— Listing —
----------------
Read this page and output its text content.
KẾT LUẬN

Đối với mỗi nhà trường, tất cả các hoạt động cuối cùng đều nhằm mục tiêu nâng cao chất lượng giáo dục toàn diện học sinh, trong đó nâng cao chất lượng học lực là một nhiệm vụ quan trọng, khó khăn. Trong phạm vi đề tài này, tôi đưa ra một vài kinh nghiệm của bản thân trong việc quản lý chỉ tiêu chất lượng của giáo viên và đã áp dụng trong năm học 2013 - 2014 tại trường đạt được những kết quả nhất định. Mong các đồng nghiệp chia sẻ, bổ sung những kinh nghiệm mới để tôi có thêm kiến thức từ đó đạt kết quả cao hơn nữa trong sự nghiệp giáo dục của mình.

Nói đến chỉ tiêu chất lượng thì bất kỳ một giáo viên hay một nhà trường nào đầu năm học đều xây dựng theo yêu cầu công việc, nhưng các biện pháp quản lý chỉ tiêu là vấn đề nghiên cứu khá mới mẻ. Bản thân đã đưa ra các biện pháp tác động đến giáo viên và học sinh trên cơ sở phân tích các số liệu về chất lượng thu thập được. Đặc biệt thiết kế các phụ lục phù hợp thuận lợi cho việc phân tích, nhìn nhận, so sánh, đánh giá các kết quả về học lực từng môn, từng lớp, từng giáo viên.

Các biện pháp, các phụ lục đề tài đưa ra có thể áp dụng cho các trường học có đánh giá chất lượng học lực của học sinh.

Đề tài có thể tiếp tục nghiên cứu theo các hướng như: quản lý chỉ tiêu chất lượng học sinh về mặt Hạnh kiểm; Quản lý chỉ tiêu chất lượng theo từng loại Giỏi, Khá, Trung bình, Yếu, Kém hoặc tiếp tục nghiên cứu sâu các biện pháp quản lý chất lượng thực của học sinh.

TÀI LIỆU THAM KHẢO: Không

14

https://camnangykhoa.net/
----------------
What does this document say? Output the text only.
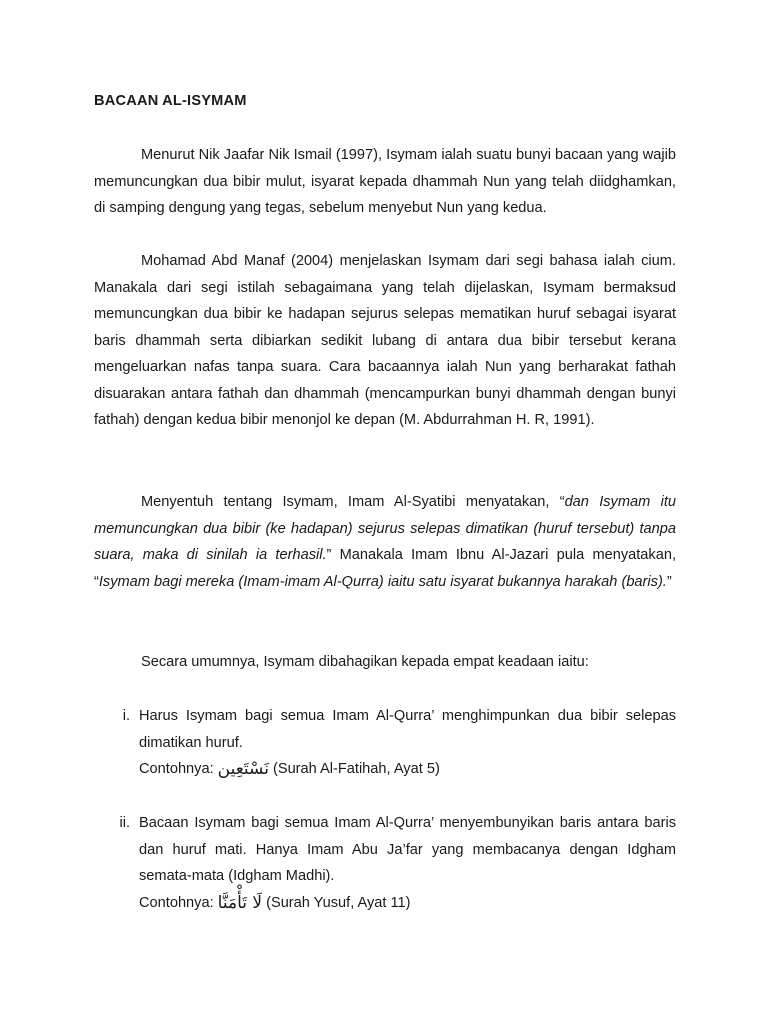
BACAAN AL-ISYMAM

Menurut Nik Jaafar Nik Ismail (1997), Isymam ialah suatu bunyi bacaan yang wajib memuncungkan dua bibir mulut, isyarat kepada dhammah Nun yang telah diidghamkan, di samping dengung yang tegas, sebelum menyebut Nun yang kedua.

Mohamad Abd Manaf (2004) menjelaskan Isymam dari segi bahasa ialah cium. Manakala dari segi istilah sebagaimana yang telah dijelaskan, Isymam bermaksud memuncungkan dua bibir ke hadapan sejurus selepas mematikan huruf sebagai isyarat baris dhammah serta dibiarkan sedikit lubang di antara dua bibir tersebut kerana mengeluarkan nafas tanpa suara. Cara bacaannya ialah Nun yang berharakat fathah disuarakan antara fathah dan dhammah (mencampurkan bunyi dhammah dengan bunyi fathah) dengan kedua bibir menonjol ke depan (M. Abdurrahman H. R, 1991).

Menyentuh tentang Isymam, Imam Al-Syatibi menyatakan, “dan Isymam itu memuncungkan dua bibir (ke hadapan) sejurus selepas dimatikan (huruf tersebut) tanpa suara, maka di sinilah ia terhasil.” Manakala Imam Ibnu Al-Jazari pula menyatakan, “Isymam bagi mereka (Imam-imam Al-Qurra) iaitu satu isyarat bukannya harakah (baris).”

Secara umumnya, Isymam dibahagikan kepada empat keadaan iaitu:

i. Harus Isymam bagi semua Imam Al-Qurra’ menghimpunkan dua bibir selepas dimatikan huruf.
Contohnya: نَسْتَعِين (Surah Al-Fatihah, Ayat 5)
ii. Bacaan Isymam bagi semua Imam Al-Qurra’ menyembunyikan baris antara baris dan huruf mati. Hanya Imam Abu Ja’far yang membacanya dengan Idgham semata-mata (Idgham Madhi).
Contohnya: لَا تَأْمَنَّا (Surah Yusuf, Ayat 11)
----------------
— What is asked —
All lines in the data that contain the word "telah" should be copied.

— Answer for the task —
Menurut Nik Jaafar Nik Ismail (1997), Isymam ialah suatu bunyi bacaan yang wajib memuncungkan dua bibir mulut, isyarat kepada dhammah Nun yang telah diidghamkan, di samping dengung yang tegas, sebelum menyebut Nun yang kedua.
Mohamad Abd Manaf (2004) menjelaskan Isymam dari segi bahasa ialah cium. Manakala dari segi istilah sebagaimana yang telah dijelaskan, Isymam bermaksud memuncungkan dua bibir ke hadapan sejurus selepas mematikan huruf sebagai isyarat baris dhammah serta dibiarkan sedikit lubang di antara dua bibir tersebut kerana mengeluarkan nafas tanpa suara. Cara bacaannya ialah Nun yang berharakat fathah disuarakan antara fathah dan dhammah (mencampurkan bunyi dhammah dengan bunyi fathah) dengan kedua bibir menonjol ke depan (M. Abdurrahman H. R, 1991).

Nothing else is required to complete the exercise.